- GIVEN EXERCISE: Write the data out again, exactly as given.

Begin RECORDS PROVIDED

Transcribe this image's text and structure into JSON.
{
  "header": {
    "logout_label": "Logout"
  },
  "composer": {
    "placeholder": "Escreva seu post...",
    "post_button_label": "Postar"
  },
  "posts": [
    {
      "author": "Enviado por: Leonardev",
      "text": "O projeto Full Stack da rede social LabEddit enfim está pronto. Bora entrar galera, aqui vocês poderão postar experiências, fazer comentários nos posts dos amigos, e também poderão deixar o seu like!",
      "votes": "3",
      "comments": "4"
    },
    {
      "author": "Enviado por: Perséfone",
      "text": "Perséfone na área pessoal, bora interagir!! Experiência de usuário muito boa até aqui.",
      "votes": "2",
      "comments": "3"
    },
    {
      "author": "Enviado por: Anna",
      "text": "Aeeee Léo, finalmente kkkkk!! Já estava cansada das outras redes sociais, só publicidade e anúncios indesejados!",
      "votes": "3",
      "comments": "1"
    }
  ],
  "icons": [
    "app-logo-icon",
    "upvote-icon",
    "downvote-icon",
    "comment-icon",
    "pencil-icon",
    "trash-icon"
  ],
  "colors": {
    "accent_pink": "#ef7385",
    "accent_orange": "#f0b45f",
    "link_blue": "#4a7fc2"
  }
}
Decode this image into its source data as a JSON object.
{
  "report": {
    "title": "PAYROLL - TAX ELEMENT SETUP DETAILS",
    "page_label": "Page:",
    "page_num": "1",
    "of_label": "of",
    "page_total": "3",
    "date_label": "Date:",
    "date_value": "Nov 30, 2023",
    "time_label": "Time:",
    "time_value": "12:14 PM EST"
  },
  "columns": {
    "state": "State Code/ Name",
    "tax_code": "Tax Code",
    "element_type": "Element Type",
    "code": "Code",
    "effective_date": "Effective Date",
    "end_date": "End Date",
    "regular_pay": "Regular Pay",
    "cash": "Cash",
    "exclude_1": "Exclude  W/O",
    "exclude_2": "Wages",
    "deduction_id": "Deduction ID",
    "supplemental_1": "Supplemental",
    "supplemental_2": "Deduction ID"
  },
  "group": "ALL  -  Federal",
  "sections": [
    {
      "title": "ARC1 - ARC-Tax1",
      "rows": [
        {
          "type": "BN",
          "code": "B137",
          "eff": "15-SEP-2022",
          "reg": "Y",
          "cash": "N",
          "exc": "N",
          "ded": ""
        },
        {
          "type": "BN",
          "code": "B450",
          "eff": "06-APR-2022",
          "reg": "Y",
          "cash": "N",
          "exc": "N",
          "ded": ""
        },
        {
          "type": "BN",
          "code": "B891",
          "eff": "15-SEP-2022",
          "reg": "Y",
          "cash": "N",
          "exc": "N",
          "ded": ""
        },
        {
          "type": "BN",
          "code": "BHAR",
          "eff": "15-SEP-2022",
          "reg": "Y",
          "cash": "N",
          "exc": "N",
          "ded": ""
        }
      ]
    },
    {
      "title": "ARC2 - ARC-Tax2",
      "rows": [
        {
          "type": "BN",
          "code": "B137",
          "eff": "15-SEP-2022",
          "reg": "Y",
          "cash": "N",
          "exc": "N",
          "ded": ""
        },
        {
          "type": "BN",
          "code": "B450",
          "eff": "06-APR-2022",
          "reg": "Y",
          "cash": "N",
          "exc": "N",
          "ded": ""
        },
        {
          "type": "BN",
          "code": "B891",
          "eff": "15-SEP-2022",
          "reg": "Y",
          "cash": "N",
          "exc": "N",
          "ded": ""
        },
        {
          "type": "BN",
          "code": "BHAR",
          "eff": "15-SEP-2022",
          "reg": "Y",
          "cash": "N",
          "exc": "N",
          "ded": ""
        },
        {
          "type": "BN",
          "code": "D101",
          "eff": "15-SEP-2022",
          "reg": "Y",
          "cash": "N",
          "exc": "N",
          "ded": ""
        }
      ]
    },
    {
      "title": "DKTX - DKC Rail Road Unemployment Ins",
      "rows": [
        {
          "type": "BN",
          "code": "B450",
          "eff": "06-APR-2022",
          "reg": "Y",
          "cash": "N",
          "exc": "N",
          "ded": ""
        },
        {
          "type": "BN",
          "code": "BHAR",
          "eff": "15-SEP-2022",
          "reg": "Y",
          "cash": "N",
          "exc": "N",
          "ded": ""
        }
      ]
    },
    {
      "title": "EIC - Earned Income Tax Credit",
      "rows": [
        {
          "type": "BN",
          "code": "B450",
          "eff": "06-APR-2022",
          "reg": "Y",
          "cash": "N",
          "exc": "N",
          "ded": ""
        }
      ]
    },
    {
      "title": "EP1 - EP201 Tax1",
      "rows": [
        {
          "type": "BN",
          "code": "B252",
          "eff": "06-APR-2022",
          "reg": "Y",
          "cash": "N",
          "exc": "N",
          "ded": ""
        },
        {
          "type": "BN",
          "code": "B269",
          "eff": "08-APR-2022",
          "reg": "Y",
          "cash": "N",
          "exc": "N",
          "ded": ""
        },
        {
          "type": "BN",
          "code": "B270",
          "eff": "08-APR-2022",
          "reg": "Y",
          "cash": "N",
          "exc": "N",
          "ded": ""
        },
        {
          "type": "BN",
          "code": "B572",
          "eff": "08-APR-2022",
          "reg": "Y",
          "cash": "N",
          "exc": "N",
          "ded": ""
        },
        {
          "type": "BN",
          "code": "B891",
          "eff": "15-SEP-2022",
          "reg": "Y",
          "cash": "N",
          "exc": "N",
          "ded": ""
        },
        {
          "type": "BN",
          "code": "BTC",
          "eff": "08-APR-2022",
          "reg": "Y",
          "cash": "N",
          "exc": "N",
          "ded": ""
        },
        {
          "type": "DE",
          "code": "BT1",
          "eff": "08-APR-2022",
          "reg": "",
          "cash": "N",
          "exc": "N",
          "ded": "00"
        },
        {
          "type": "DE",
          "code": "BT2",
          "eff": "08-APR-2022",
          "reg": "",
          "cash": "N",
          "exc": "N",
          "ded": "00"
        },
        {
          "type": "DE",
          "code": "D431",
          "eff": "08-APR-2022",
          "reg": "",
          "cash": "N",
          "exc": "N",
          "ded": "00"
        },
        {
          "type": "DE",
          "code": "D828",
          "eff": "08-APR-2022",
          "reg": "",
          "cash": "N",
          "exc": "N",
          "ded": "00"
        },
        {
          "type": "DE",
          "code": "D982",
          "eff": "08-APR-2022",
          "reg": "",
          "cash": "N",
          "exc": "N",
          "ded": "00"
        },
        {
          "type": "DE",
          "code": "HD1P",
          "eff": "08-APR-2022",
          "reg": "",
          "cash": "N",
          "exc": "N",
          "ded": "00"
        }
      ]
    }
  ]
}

End RECORDS PROVIDED

- TASK RESPONSE:
Transcribe this image's text and structure into JSON.
{
  "header": {
    "logout_label": "Logout"
  },
  "composer": {
    "placeholder": "Escreva seu post...",
    "post_button_label": "Postar"
  },
  "posts": [
    {
      "author": "Enviado por: Leonardev",
      "text": "O projeto Full Stack da rede social LabEddit enfim está pronto. Bora entrar galera, aqui vocês poderão postar experiências, fazer comentários nos posts dos amigos, e também poderão deixar o seu like!",
      "votes": "3",
      "comments": "4"
    },
    {
      "author": "Enviado por: Perséfone",
      "text": "Perséfone na área pessoal, bora interagir!! Experiência de usuário muito boa até aqui.",
      "votes": "2",
      "comments": "3"
    },
    {
      "author": "Enviado por: Anna",
      "text": "Aeeee Léo, finalmente kkkkk!! Já estava cansada das outras redes sociais, só publicidade e anúncios indesejados!",
      "votes": "3",
      "comments": "1"
    }
  ],
  "icons": [
    "app-logo-icon",
    "upvote-icon",
    "downvote-icon",
    "comment-icon",
    "pencil-icon",
    "trash-icon"
  ],
  "colors": {
    "accent_pink": "#ef7385",
    "accent_orange": "#f0b45f",
    "link_blue": "#4a7fc2"
  }
}
Decode this image into its source data as a JSON object.
{
  "report": {
    "title": "PAYROLL - TAX ELEMENT SETUP DETAILS",
    "page_label": "Page:",
    "page_num": "1",
    "of_label": "of",
    "page_total": "3",
    "date_label": "Date:",
    "date_value": "Nov 30, 2023",
    "time_label": "Time:",
    "time_value": "12:14 PM EST"
  },
  "columns": {
    "state": "State Code/ Name",
    "tax_code": "Tax Code",
    "element_type": "Element Type",
    "code": "Code",
    "effective_date": "Effective Date",
    "end_date": "End Date",
    "regular_pay": "Regular Pay",
    "cash": "Cash",
    "exclude_1": "Exclude  W/O",
    "exclude_2": "Wages",
    "deduction_id": "Deduction ID",
    "supplemental_1": "Supplemental",
    "supplemental_2": "Deduction ID"
  },
  "group": "ALL  -  Federal",
  "sections": [
    {
      "title": "ARC1 - ARC-Tax1",
      "rows": [
        {
          "type": "BN",
          "code": "B137",
          "eff": "15-SEP-2022",
          "reg": "Y",
          "cash": "N",
          "exc": "N",
          "ded": ""
        },
        {
          "type": "BN",
          "code": "B450",
          "eff": "06-APR-2022",
          "reg": "Y",
          "cash": "N",
          "exc": "N",
          "ded": ""
        },
        {
          "type": "BN",
          "code": "B891",
          "eff": "15-SEP-2022",
          "reg": "Y",
          "cash": "N",
          "exc": "N",
          "ded": ""
        },
        {
          "type": "BN",
          "code": "BHAR",
          "eff": "15-SEP-2022",
          "reg": "Y",
          "cash": "N",
          "exc": "N",
          "ded": ""
        }
      ]
    },
    {
      "title": "ARC2 - ARC-Tax2",
      "rows": [
        {
          "type": "BN",
          "code": "B137",
          "eff": "15-SEP-2022",
          "reg": "Y",
          "cash": "N",
          "exc": "N",
          "ded": ""
        },
        {
          "type": "BN",
          "code": "B450",
          "eff": "06-APR-2022",
          "reg": "Y",
          "cash": "N",
          "exc": "N",
          "ded": ""
        },
        {
          "type": "BN",
          "code": "B891",
          "eff": "15-SEP-2022",
          "reg": "Y",
          "cash": "N",
          "exc": "N",
          "ded": ""
        },
        {
          "type": "BN",
          "code": "BHAR",
          "eff": "15-SEP-2022",
          "reg": "Y",
          "cash": "N",
          "exc": "N",
          "ded": ""
        },
        {
          "type": "BN",
          "code": "D101",
          "eff": "15-SEP-2022",
          "reg": "Y",
          "cash": "N",
          "exc": "N",
          "ded": ""
        }
      ]
    },
    {
      "title": "DKTX - DKC Rail Road Unemployment Ins",
      "rows": [
        {
          "type": "BN",
          "code": "B450",
          "eff": "06-APR-2022",
          "reg": "Y",
          "cash": "N",
          "exc": "N",
          "ded": ""
        },
        {
          "type": "BN",
          "code": "BHAR",
          "eff": "15-SEP-2022",
          "reg": "Y",
          "cash": "N",
          "exc": "N",
          "ded": ""
        }
      ]
    },
    {
      "title": "EIC - Earned Income Tax Credit",
      "rows": [
        {
          "type": "BN",
          "code": "B450",
          "eff": "06-APR-2022",
          "reg": "Y",
          "cash": "N",
          "exc": "N",
          "ded": ""
        }
      ]
    },
    {
      "title": "EP1 - EP201 Tax1",
      "rows": [
        {
          "type": "BN",
          "code": "B252",
          "eff": "06-APR-2022",
          "reg": "Y",
          "cash": "N",
          "exc": "N",
          "ded": ""
        },
        {
          "type": "BN",
          "code": "B269",
          "eff": "08-APR-2022",
          "reg": "Y",
          "cash": "N",
          "exc": "N",
          "ded": ""
        },
        {
          "type": "BN",
          "code": "B270",
          "eff": "08-APR-2022",
          "reg": "Y",
          "cash": "N",
          "exc": "N",
          "ded": ""
        },
        {
          "type": "BN",
          "code": "B572",
          "eff": "08-APR-2022",
          "reg": "Y",
          "cash": "N",
          "exc": "N",
          "ded": ""
        },
        {
          "type": "BN",
          "code": "B891",
          "eff": "15-SEP-2022",
          "reg": "Y",
          "cash": "N",
          "exc": "N",
          "ded": ""
        },
        {
          "type": "BN",
          "code": "BTC",
          "eff": "08-APR-2022",
          "reg": "Y",
          "cash": "N",
          "exc": "N",
          "ded": ""
        },
        {
          "type": "DE",
          "code": "BT1",
          "eff": "08-APR-2022",
          "reg": "",
          "cash": "N",
          "exc": "N",
          "ded": "00"
        },
        {
          "type": "DE",
          "code": "BT2",
          "eff": "08-APR-2022",
          "reg": "",
          "cash": "N",
          "exc": "N",
          "ded": "00"
        },
        {
          "type": "DE",
          "code": "D431",
          "eff": "08-APR-2022",
          "reg": "",
          "cash": "N",
          "exc": "N",
          "ded": "00"
        },
        {
          "type": "DE",
          "code": "D828",
          "eff": "08-APR-2022",
          "reg": "",
          "cash": "N",
          "exc": "N",
          "ded": "00"
        },
        {
          "type": "DE",
          "code": "D982",
          "eff": "08-APR-2022",
          "reg": "",
          "cash": "N",
          "exc": "N",
          "ded": "00"
        },
        {
          "type": "DE",
          "code": "HD1P",
          "eff": "08-APR-2022",
          "reg": "",
          "cash": "N",
          "exc": "N",
          "ded": "00"
        }
      ]
    }
  ]
}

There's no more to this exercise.